WORK TO DO |
Reproduce the records. Keep every word exact and include no images.

EXERCISE INPUT |

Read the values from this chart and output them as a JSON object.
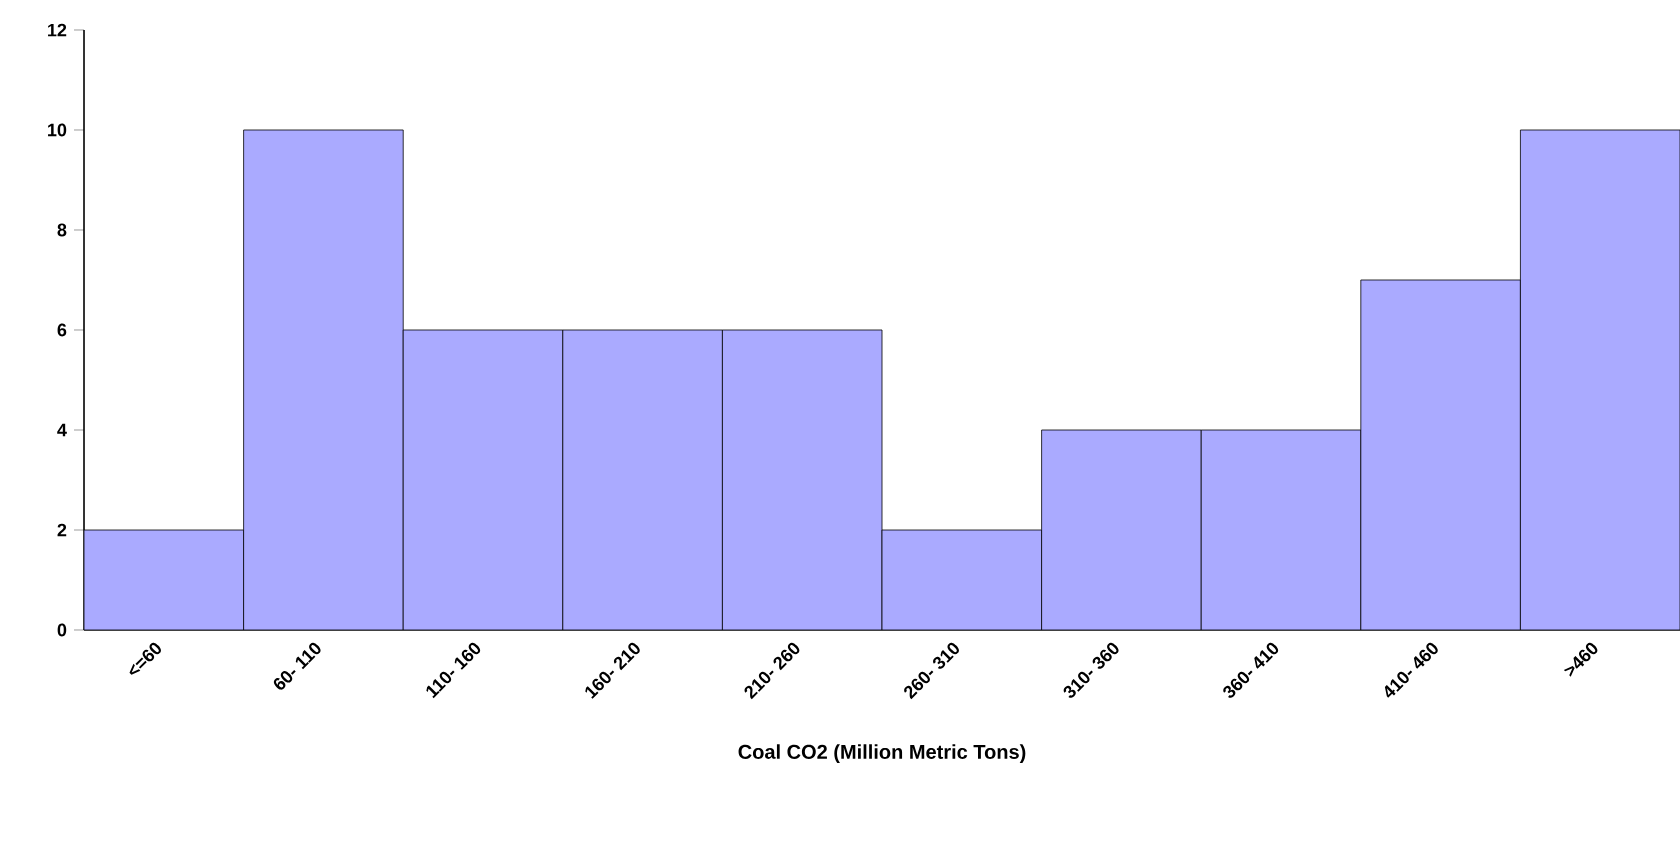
{
  "chart_data": {
    "type": "bar",
    "xlabel": "Coal CO2 (Million Metric Tons)",
    "categories": [
      "<=60",
      "60- 110",
      "110- 160",
      "160- 210",
      "210- 260",
      "260- 310",
      "310- 360",
      "360- 410",
      "410- 460",
      ">460"
    ],
    "values": [
      2,
      10,
      6,
      6,
      6,
      2,
      4,
      4,
      7,
      10
    ],
    "color": "#aaaaff",
    "ylim": [
      0,
      12
    ],
    "yticks": [
      0,
      2,
      4,
      6,
      8,
      10,
      12
    ],
    "grid": false
  }
}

EXERCISE ANSWER |
Read the values from this chart and output them as a JSON object.
{
  "chart_data": {
    "type": "bar",
    "xlabel": "Coal CO2 (Million Metric Tons)",
    "categories": [
      "<=60",
      "60- 110",
      "110- 160",
      "160- 210",
      "210- 260",
      "260- 310",
      "310- 360",
      "360- 410",
      "410- 460",
      ">460"
    ],
    "values": [
      2,
      10,
      6,
      6,
      6,
      2,
      4,
      4,
      7,
      10
    ],
    "color": "#aaaaff",
    "ylim": [
      0,
      12
    ],
    "yticks": [
      0,
      2,
      4,
      6,
      8,
      10,
      12
    ],
    "grid": false
  }
}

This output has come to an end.